■ Set exercise
Print every entry, word for word, and skip the images.
■ ■ ■ ■ ■ ■ ■
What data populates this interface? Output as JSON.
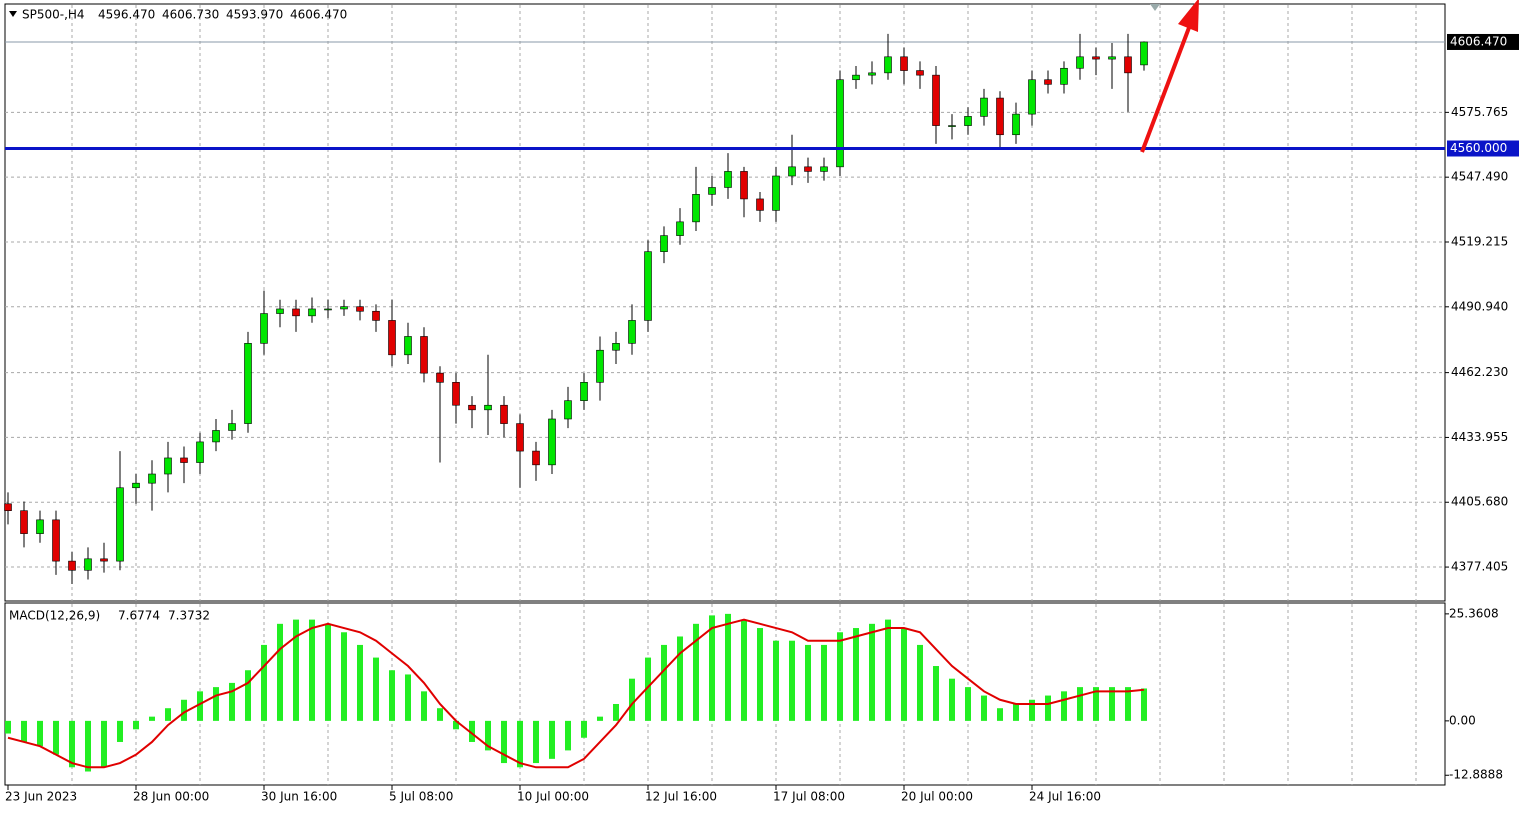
{
  "chart_data": [
    {
      "type": "candlestick",
      "symbol": "SP500-,H4",
      "ohlc_labels": [
        "4596.470",
        "4606.730",
        "4593.970",
        "4606.470"
      ],
      "x_labels": [
        {
          "value": 0,
          "label": "23 Jun 2023"
        },
        {
          "value": 8,
          "label": "28 Jun 00:00"
        },
        {
          "value": 16,
          "label": "30 Jun 16:00"
        },
        {
          "value": 24,
          "label": "5 Jul 08:00"
        },
        {
          "value": 32,
          "label": "10 Jul 00:00"
        },
        {
          "value": 40,
          "label": "12 Jul 16:00"
        },
        {
          "value": 48,
          "label": "17 Jul 08:00"
        },
        {
          "value": 56,
          "label": "20 Jul 00:00"
        },
        {
          "value": 64,
          "label": "24 Jul 16:00"
        }
      ],
      "open": [
        4405,
        4402,
        4392,
        4398,
        4380,
        4376,
        4381,
        4380,
        4412,
        4414,
        4418,
        4425,
        4423,
        4432,
        4437,
        4440,
        4475,
        4488,
        4490,
        4487,
        4490,
        4490,
        4491,
        4489,
        4485,
        4470,
        4478,
        4462,
        4458,
        4448,
        4446,
        4448,
        4440,
        4428,
        4422,
        4442,
        4450,
        4458,
        4472,
        4475,
        4485,
        4515,
        4522,
        4528,
        4540,
        4543,
        4550,
        4538,
        4533,
        4548,
        4552,
        4550,
        4552,
        4590,
        4592,
        4593,
        4600,
        4594,
        4592,
        4570,
        4570,
        4574,
        4582,
        4566,
        4575,
        4590,
        4588,
        4595,
        4600,
        4599,
        4600,
        4596.47
      ],
      "high": [
        4410,
        4406,
        4402,
        4402,
        4384,
        4386,
        4388,
        4428,
        4418,
        4424,
        4432,
        4430,
        4436,
        4442,
        4446,
        4480,
        4498,
        4494,
        4494,
        4495,
        4494,
        4494,
        4494,
        4492,
        4494,
        4484,
        4482,
        4465,
        4462,
        4452,
        4470,
        4452,
        4444,
        4432,
        4446,
        4456,
        4462,
        4478,
        4480,
        4492,
        4520,
        4526,
        4534,
        4552,
        4548,
        4558,
        4552,
        4541,
        4552,
        4566,
        4556,
        4556,
        4594,
        4596,
        4598,
        4610,
        4604,
        4598,
        4596,
        4575,
        4578,
        4586,
        4585,
        4580,
        4594,
        4594,
        4598,
        4610,
        4604,
        4606,
        4610,
        4606.73
      ],
      "low": [
        4396,
        4386,
        4388,
        4374,
        4370,
        4372,
        4375,
        4376,
        4405,
        4402,
        4410,
        4414,
        4418,
        4428,
        4433,
        4436,
        4470,
        4482,
        4480,
        4484,
        4486,
        4487,
        4485,
        4480,
        4465,
        4466,
        4458,
        4423,
        4440,
        4438,
        4435,
        4434,
        4412,
        4415,
        4418,
        4438,
        4446,
        4450,
        4466,
        4470,
        4480,
        4510,
        4518,
        4524,
        4535,
        4538,
        4530,
        4528,
        4528,
        4544,
        4545,
        4546,
        4548,
        4586,
        4588,
        4590,
        4588,
        4586,
        4562,
        4564,
        4566,
        4570,
        4560,
        4562,
        4570,
        4584,
        4584,
        4590,
        4592,
        4586,
        4576,
        4593.97
      ],
      "close": [
        4402,
        4392,
        4398,
        4380,
        4376,
        4381,
        4380,
        4412,
        4414,
        4418,
        4425,
        4423,
        4432,
        4437,
        4440,
        4475,
        4488,
        4490,
        4487,
        4490,
        4490,
        4491,
        4489,
        4485,
        4470,
        4478,
        4462,
        4458,
        4448,
        4446,
        4448,
        4440,
        4428,
        4422,
        4442,
        4450,
        4458,
        4472,
        4475,
        4485,
        4515,
        4522,
        4528,
        4540,
        4543,
        4550,
        4538,
        4533,
        4548,
        4552,
        4550,
        4552,
        4590,
        4592,
        4593,
        4600,
        4594,
        4592,
        4570,
        4570,
        4574,
        4582,
        4566,
        4575,
        4590,
        4588,
        4595,
        4600,
        4599,
        4600,
        4593,
        4606.47
      ],
      "up_color": "#00e600",
      "down_color": "#e00000",
      "ylim": [
        4362.6,
        4622.6
      ],
      "yticks": [
        {
          "value": 4377.405,
          "label": "4377.405"
        },
        {
          "value": 4405.68,
          "label": "4405.680"
        },
        {
          "value": 4433.955,
          "label": "4433.955"
        },
        {
          "value": 4462.23,
          "label": "4462.230"
        },
        {
          "value": 4490.94,
          "label": "4490.940"
        },
        {
          "value": 4519.215,
          "label": "4519.215"
        },
        {
          "value": 4547.49,
          "label": "4547.490"
        },
        {
          "value": 4575.765,
          "label": "4575.765"
        }
      ],
      "price_line": {
        "value": 4606.47,
        "label": "4606.470"
      },
      "level_line": {
        "value": 4560,
        "label": "4560.000",
        "color": "#0a14c8"
      },
      "grid": true
    },
    {
      "type": "macd",
      "indicator": "MACD(12,26,9)",
      "value_labels": [
        "7.6774",
        "7.3732"
      ],
      "series": [
        {
          "name": "MACD",
          "color": "#22ee22",
          "values": [
            -3,
            -5,
            -6,
            -8,
            -11,
            -12,
            -11,
            -5,
            -2,
            1,
            3,
            5,
            7,
            8,
            9,
            12,
            18,
            23,
            24,
            24,
            23,
            21,
            18,
            15,
            12,
            11,
            7,
            3,
            -2,
            -5,
            -7,
            -10,
            -11,
            -10,
            -9,
            -7,
            -4,
            1,
            4,
            10,
            15,
            18,
            20,
            23,
            25,
            25.3608,
            24,
            22,
            19,
            19,
            18,
            18,
            21,
            22,
            23,
            24,
            22,
            18,
            13,
            10,
            8,
            6,
            3,
            4,
            5,
            6,
            7,
            8,
            8,
            8,
            8,
            7.6774
          ]
        },
        {
          "name": "Signal",
          "color": "#e00000",
          "values": [
            -4,
            -5,
            -6,
            -8,
            -10,
            -11,
            -11,
            -10,
            -8,
            -5,
            -1,
            2,
            4,
            6,
            7,
            9,
            13,
            17,
            20,
            22,
            23,
            22,
            21,
            19,
            16,
            13,
            9,
            4,
            0,
            -3,
            -6,
            -8,
            -10,
            -11,
            -11,
            -11,
            -9,
            -5,
            -1,
            4,
            8,
            12,
            16,
            19,
            22,
            23,
            24,
            23,
            22,
            21,
            19,
            19,
            19,
            20,
            21,
            22,
            22,
            21,
            17,
            13,
            10,
            7,
            5,
            4,
            4,
            4,
            5,
            6,
            7,
            7,
            7,
            7.3732
          ]
        }
      ],
      "ylim": [
        -15.2,
        27.7
      ],
      "yticks": [
        {
          "value": 25.3608,
          "label": "25.3608"
        },
        {
          "value": 0,
          "label": "0.00"
        },
        {
          "value": -12.8888,
          "label": "-12.8888"
        }
      ],
      "grid": true
    }
  ]
}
■ ■ ■ ■ ■ ■ ■
■ Solution to this task
What data populates this interface? Output as JSON.
{
  "chart_data": [
    {
      "type": "candlestick",
      "symbol": "SP500-,H4",
      "ohlc_labels": [
        "4596.470",
        "4606.730",
        "4593.970",
        "4606.470"
      ],
      "x_labels": [
        {
          "value": 0,
          "label": "23 Jun 2023"
        },
        {
          "value": 8,
          "label": "28 Jun 00:00"
        },
        {
          "value": 16,
          "label": "30 Jun 16:00"
        },
        {
          "value": 24,
          "label": "5 Jul 08:00"
        },
        {
          "value": 32,
          "label": "10 Jul 00:00"
        },
        {
          "value": 40,
          "label": "12 Jul 16:00"
        },
        {
          "value": 48,
          "label": "17 Jul 08:00"
        },
        {
          "value": 56,
          "label": "20 Jul 00:00"
        },
        {
          "value": 64,
          "label": "24 Jul 16:00"
        }
      ],
      "open": [
        4405,
        4402,
        4392,
        4398,
        4380,
        4376,
        4381,
        4380,
        4412,
        4414,
        4418,
        4425,
        4423,
        4432,
        4437,
        4440,
        4475,
        4488,
        4490,
        4487,
        4490,
        4490,
        4491,
        4489,
        4485,
        4470,
        4478,
        4462,
        4458,
        4448,
        4446,
        4448,
        4440,
        4428,
        4422,
        4442,
        4450,
        4458,
        4472,
        4475,
        4485,
        4515,
        4522,
        4528,
        4540,
        4543,
        4550,
        4538,
        4533,
        4548,
        4552,
        4550,
        4552,
        4590,
        4592,
        4593,
        4600,
        4594,
        4592,
        4570,
        4570,
        4574,
        4582,
        4566,
        4575,
        4590,
        4588,
        4595,
        4600,
        4599,
        4600,
        4596.47
      ],
      "high": [
        4410,
        4406,
        4402,
        4402,
        4384,
        4386,
        4388,
        4428,
        4418,
        4424,
        4432,
        4430,
        4436,
        4442,
        4446,
        4480,
        4498,
        4494,
        4494,
        4495,
        4494,
        4494,
        4494,
        4492,
        4494,
        4484,
        4482,
        4465,
        4462,
        4452,
        4470,
        4452,
        4444,
        4432,
        4446,
        4456,
        4462,
        4478,
        4480,
        4492,
        4520,
        4526,
        4534,
        4552,
        4548,
        4558,
        4552,
        4541,
        4552,
        4566,
        4556,
        4556,
        4594,
        4596,
        4598,
        4610,
        4604,
        4598,
        4596,
        4575,
        4578,
        4586,
        4585,
        4580,
        4594,
        4594,
        4598,
        4610,
        4604,
        4606,
        4610,
        4606.73
      ],
      "low": [
        4396,
        4386,
        4388,
        4374,
        4370,
        4372,
        4375,
        4376,
        4405,
        4402,
        4410,
        4414,
        4418,
        4428,
        4433,
        4436,
        4470,
        4482,
        4480,
        4484,
        4486,
        4487,
        4485,
        4480,
        4465,
        4466,
        4458,
        4423,
        4440,
        4438,
        4435,
        4434,
        4412,
        4415,
        4418,
        4438,
        4446,
        4450,
        4466,
        4470,
        4480,
        4510,
        4518,
        4524,
        4535,
        4538,
        4530,
        4528,
        4528,
        4544,
        4545,
        4546,
        4548,
        4586,
        4588,
        4590,
        4588,
        4586,
        4562,
        4564,
        4566,
        4570,
        4560,
        4562,
        4570,
        4584,
        4584,
        4590,
        4592,
        4586,
        4576,
        4593.97
      ],
      "close": [
        4402,
        4392,
        4398,
        4380,
        4376,
        4381,
        4380,
        4412,
        4414,
        4418,
        4425,
        4423,
        4432,
        4437,
        4440,
        4475,
        4488,
        4490,
        4487,
        4490,
        4490,
        4491,
        4489,
        4485,
        4470,
        4478,
        4462,
        4458,
        4448,
        4446,
        4448,
        4440,
        4428,
        4422,
        4442,
        4450,
        4458,
        4472,
        4475,
        4485,
        4515,
        4522,
        4528,
        4540,
        4543,
        4550,
        4538,
        4533,
        4548,
        4552,
        4550,
        4552,
        4590,
        4592,
        4593,
        4600,
        4594,
        4592,
        4570,
        4570,
        4574,
        4582,
        4566,
        4575,
        4590,
        4588,
        4595,
        4600,
        4599,
        4600,
        4593,
        4606.47
      ],
      "up_color": "#00e600",
      "down_color": "#e00000",
      "ylim": [
        4362.6,
        4622.6
      ],
      "yticks": [
        {
          "value": 4377.405,
          "label": "4377.405"
        },
        {
          "value": 4405.68,
          "label": "4405.680"
        },
        {
          "value": 4433.955,
          "label": "4433.955"
        },
        {
          "value": 4462.23,
          "label": "4462.230"
        },
        {
          "value": 4490.94,
          "label": "4490.940"
        },
        {
          "value": 4519.215,
          "label": "4519.215"
        },
        {
          "value": 4547.49,
          "label": "4547.490"
        },
        {
          "value": 4575.765,
          "label": "4575.765"
        }
      ],
      "price_line": {
        "value": 4606.47,
        "label": "4606.470"
      },
      "level_line": {
        "value": 4560,
        "label": "4560.000",
        "color": "#0a14c8"
      },
      "grid": true
    },
    {
      "type": "macd",
      "indicator": "MACD(12,26,9)",
      "value_labels": [
        "7.6774",
        "7.3732"
      ],
      "series": [
        {
          "name": "MACD",
          "color": "#22ee22",
          "values": [
            -3,
            -5,
            -6,
            -8,
            -11,
            -12,
            -11,
            -5,
            -2,
            1,
            3,
            5,
            7,
            8,
            9,
            12,
            18,
            23,
            24,
            24,
            23,
            21,
            18,
            15,
            12,
            11,
            7,
            3,
            -2,
            -5,
            -7,
            -10,
            -11,
            -10,
            -9,
            -7,
            -4,
            1,
            4,
            10,
            15,
            18,
            20,
            23,
            25,
            25.3608,
            24,
            22,
            19,
            19,
            18,
            18,
            21,
            22,
            23,
            24,
            22,
            18,
            13,
            10,
            8,
            6,
            3,
            4,
            5,
            6,
            7,
            8,
            8,
            8,
            8,
            7.6774
          ]
        },
        {
          "name": "Signal",
          "color": "#e00000",
          "values": [
            -4,
            -5,
            -6,
            -8,
            -10,
            -11,
            -11,
            -10,
            -8,
            -5,
            -1,
            2,
            4,
            6,
            7,
            9,
            13,
            17,
            20,
            22,
            23,
            22,
            21,
            19,
            16,
            13,
            9,
            4,
            0,
            -3,
            -6,
            -8,
            -10,
            -11,
            -11,
            -11,
            -9,
            -5,
            -1,
            4,
            8,
            12,
            16,
            19,
            22,
            23,
            24,
            23,
            22,
            21,
            19,
            19,
            19,
            20,
            21,
            22,
            22,
            21,
            17,
            13,
            10,
            7,
            5,
            4,
            4,
            4,
            5,
            6,
            7,
            7,
            7,
            7.3732
          ]
        }
      ],
      "ylim": [
        -15.2,
        27.7
      ],
      "yticks": [
        {
          "value": 25.3608,
          "label": "25.3608"
        },
        {
          "value": 0,
          "label": "0.00"
        },
        {
          "value": -12.8888,
          "label": "-12.8888"
        }
      ],
      "grid": true
    }
  ]
}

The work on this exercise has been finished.